═══ Task data ═══
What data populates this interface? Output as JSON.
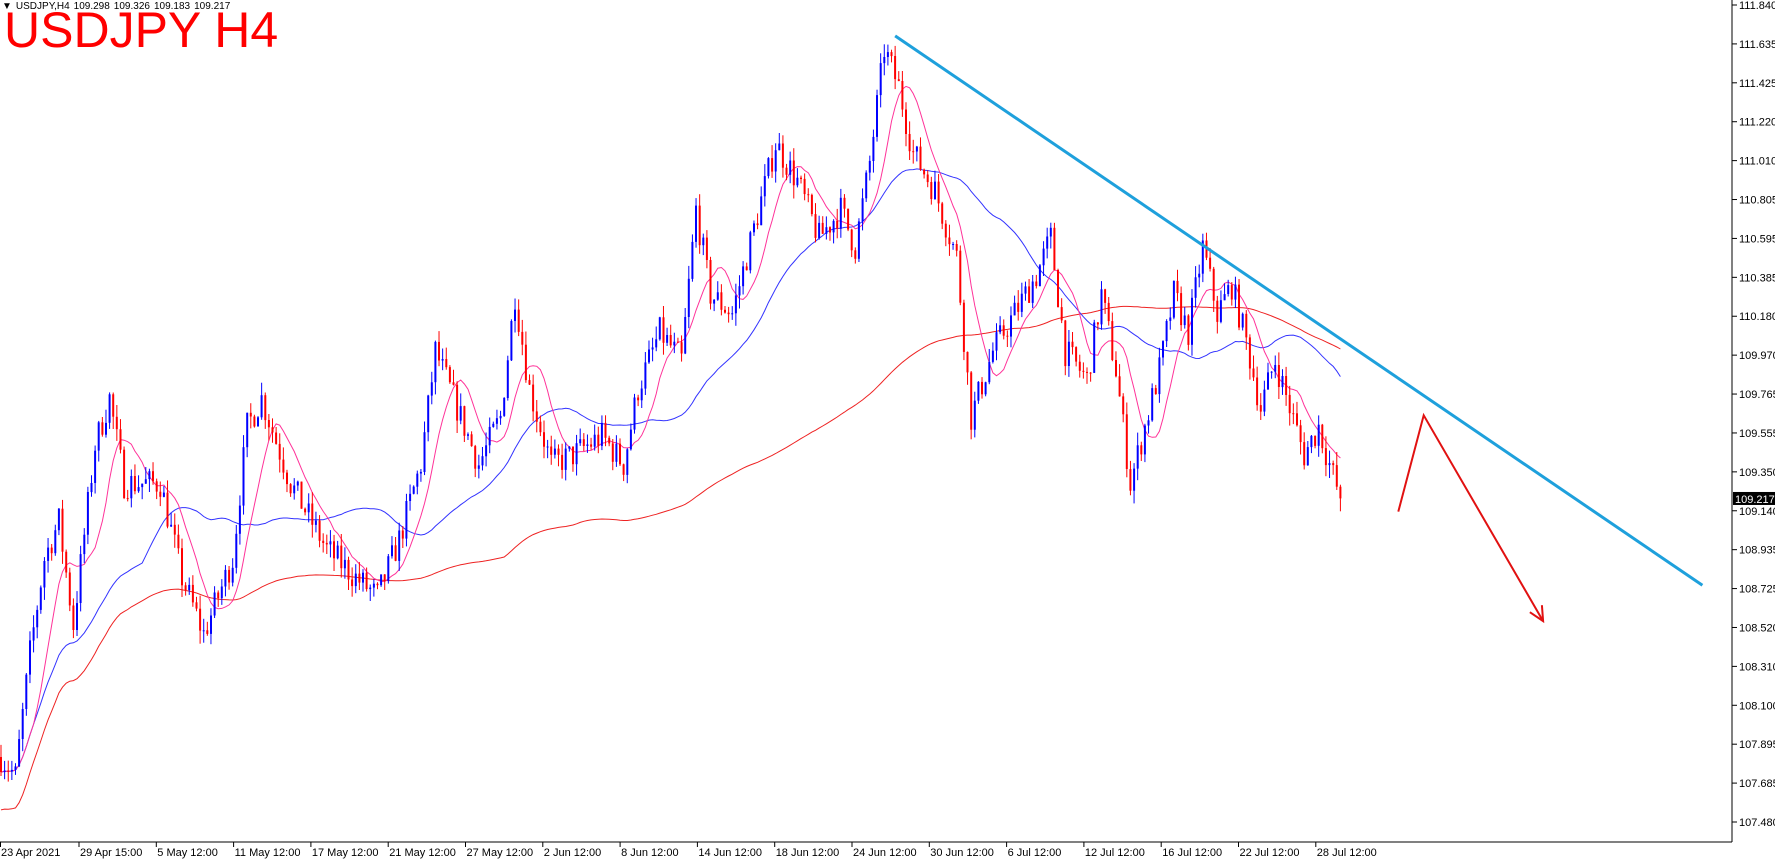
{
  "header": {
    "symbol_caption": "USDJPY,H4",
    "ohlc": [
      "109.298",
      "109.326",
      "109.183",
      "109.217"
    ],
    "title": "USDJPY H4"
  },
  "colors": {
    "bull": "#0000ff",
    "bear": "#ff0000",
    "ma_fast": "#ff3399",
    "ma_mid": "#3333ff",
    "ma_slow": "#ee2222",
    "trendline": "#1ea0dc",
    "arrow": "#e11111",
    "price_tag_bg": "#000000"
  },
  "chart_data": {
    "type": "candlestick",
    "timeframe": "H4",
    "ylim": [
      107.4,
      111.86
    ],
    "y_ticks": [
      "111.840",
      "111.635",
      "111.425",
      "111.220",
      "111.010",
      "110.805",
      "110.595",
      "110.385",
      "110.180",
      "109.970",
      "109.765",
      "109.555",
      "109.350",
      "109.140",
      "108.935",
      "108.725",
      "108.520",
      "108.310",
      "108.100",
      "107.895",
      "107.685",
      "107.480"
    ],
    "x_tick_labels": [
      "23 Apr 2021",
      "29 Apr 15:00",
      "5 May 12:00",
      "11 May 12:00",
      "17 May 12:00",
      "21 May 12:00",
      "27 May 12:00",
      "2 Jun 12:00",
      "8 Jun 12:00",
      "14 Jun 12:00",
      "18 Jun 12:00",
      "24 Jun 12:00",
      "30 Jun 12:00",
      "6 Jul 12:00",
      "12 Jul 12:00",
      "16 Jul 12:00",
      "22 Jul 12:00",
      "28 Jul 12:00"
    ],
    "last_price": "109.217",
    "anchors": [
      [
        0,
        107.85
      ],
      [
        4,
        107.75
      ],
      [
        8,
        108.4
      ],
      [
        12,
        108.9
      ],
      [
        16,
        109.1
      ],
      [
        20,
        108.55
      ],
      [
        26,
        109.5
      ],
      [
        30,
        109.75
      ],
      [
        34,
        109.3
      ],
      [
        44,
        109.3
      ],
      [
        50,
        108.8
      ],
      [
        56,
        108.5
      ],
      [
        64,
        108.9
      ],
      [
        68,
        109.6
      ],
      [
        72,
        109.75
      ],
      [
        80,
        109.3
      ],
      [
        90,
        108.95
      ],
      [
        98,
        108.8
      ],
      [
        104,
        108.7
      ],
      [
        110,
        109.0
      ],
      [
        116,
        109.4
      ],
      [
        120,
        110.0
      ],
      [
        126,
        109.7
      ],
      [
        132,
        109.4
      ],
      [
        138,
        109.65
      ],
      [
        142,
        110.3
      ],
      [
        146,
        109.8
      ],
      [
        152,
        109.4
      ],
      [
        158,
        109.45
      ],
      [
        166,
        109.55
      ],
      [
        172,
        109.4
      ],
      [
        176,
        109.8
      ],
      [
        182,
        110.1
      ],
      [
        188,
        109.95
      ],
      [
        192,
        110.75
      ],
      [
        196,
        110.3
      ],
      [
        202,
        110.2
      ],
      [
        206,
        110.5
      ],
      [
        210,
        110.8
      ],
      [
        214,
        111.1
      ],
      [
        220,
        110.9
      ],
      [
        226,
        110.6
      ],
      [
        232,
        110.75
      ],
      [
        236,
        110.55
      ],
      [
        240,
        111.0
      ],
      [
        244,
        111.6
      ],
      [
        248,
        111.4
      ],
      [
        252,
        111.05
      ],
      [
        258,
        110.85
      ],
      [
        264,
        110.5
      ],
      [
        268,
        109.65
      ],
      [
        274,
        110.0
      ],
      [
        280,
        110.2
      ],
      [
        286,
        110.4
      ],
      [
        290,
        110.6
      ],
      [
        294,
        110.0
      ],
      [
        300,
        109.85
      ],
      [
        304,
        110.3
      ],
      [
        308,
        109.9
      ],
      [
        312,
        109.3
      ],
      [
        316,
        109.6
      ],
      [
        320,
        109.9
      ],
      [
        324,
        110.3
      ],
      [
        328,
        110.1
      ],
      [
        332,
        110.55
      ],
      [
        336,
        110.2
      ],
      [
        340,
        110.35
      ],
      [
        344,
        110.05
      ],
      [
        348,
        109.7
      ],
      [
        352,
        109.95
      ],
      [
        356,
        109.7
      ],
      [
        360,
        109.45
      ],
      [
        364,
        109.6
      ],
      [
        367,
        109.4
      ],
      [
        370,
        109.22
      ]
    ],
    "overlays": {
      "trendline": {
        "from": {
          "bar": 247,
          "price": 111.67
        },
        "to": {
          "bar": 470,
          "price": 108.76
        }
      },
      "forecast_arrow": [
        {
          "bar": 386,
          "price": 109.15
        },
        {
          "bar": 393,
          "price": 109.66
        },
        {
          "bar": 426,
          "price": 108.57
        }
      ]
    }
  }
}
═══
The records above need to be given again exactly. Omit the pictures.

§ **Complete answer**:
What data populates this interface? Output as JSON.
{
  "header": {
    "symbol_caption": "USDJPY,H4",
    "ohlc": [
      "109.298",
      "109.326",
      "109.183",
      "109.217"
    ],
    "title": "USDJPY H4"
  },
  "colors": {
    "bull": "#0000ff",
    "bear": "#ff0000",
    "ma_fast": "#ff3399",
    "ma_mid": "#3333ff",
    "ma_slow": "#ee2222",
    "trendline": "#1ea0dc",
    "arrow": "#e11111",
    "price_tag_bg": "#000000"
  },
  "chart_data": {
    "type": "candlestick",
    "timeframe": "H4",
    "ylim": [
      107.4,
      111.86
    ],
    "y_ticks": [
      "111.840",
      "111.635",
      "111.425",
      "111.220",
      "111.010",
      "110.805",
      "110.595",
      "110.385",
      "110.180",
      "109.970",
      "109.765",
      "109.555",
      "109.350",
      "109.140",
      "108.935",
      "108.725",
      "108.520",
      "108.310",
      "108.100",
      "107.895",
      "107.685",
      "107.480"
    ],
    "x_tick_labels": [
      "23 Apr 2021",
      "29 Apr 15:00",
      "5 May 12:00",
      "11 May 12:00",
      "17 May 12:00",
      "21 May 12:00",
      "27 May 12:00",
      "2 Jun 12:00",
      "8 Jun 12:00",
      "14 Jun 12:00",
      "18 Jun 12:00",
      "24 Jun 12:00",
      "30 Jun 12:00",
      "6 Jul 12:00",
      "12 Jul 12:00",
      "16 Jul 12:00",
      "22 Jul 12:00",
      "28 Jul 12:00"
    ],
    "last_price": "109.217",
    "anchors": [
      [
        0,
        107.85
      ],
      [
        4,
        107.75
      ],
      [
        8,
        108.4
      ],
      [
        12,
        108.9
      ],
      [
        16,
        109.1
      ],
      [
        20,
        108.55
      ],
      [
        26,
        109.5
      ],
      [
        30,
        109.75
      ],
      [
        34,
        109.3
      ],
      [
        44,
        109.3
      ],
      [
        50,
        108.8
      ],
      [
        56,
        108.5
      ],
      [
        64,
        108.9
      ],
      [
        68,
        109.6
      ],
      [
        72,
        109.75
      ],
      [
        80,
        109.3
      ],
      [
        90,
        108.95
      ],
      [
        98,
        108.8
      ],
      [
        104,
        108.7
      ],
      [
        110,
        109.0
      ],
      [
        116,
        109.4
      ],
      [
        120,
        110.0
      ],
      [
        126,
        109.7
      ],
      [
        132,
        109.4
      ],
      [
        138,
        109.65
      ],
      [
        142,
        110.3
      ],
      [
        146,
        109.8
      ],
      [
        152,
        109.4
      ],
      [
        158,
        109.45
      ],
      [
        166,
        109.55
      ],
      [
        172,
        109.4
      ],
      [
        176,
        109.8
      ],
      [
        182,
        110.1
      ],
      [
        188,
        109.95
      ],
      [
        192,
        110.75
      ],
      [
        196,
        110.3
      ],
      [
        202,
        110.2
      ],
      [
        206,
        110.5
      ],
      [
        210,
        110.8
      ],
      [
        214,
        111.1
      ],
      [
        220,
        110.9
      ],
      [
        226,
        110.6
      ],
      [
        232,
        110.75
      ],
      [
        236,
        110.55
      ],
      [
        240,
        111.0
      ],
      [
        244,
        111.6
      ],
      [
        248,
        111.4
      ],
      [
        252,
        111.05
      ],
      [
        258,
        110.85
      ],
      [
        264,
        110.5
      ],
      [
        268,
        109.65
      ],
      [
        274,
        110.0
      ],
      [
        280,
        110.2
      ],
      [
        286,
        110.4
      ],
      [
        290,
        110.6
      ],
      [
        294,
        110.0
      ],
      [
        300,
        109.85
      ],
      [
        304,
        110.3
      ],
      [
        308,
        109.9
      ],
      [
        312,
        109.3
      ],
      [
        316,
        109.6
      ],
      [
        320,
        109.9
      ],
      [
        324,
        110.3
      ],
      [
        328,
        110.1
      ],
      [
        332,
        110.55
      ],
      [
        336,
        110.2
      ],
      [
        340,
        110.35
      ],
      [
        344,
        110.05
      ],
      [
        348,
        109.7
      ],
      [
        352,
        109.95
      ],
      [
        356,
        109.7
      ],
      [
        360,
        109.45
      ],
      [
        364,
        109.6
      ],
      [
        367,
        109.4
      ],
      [
        370,
        109.22
      ]
    ],
    "overlays": {
      "trendline": {
        "from": {
          "bar": 247,
          "price": 111.67
        },
        "to": {
          "bar": 470,
          "price": 108.76
        }
      },
      "forecast_arrow": [
        {
          "bar": 386,
          "price": 109.15
        },
        {
          "bar": 393,
          "price": 109.66
        },
        {
          "bar": 426,
          "price": 108.57
        }
      ]
    }
  }
}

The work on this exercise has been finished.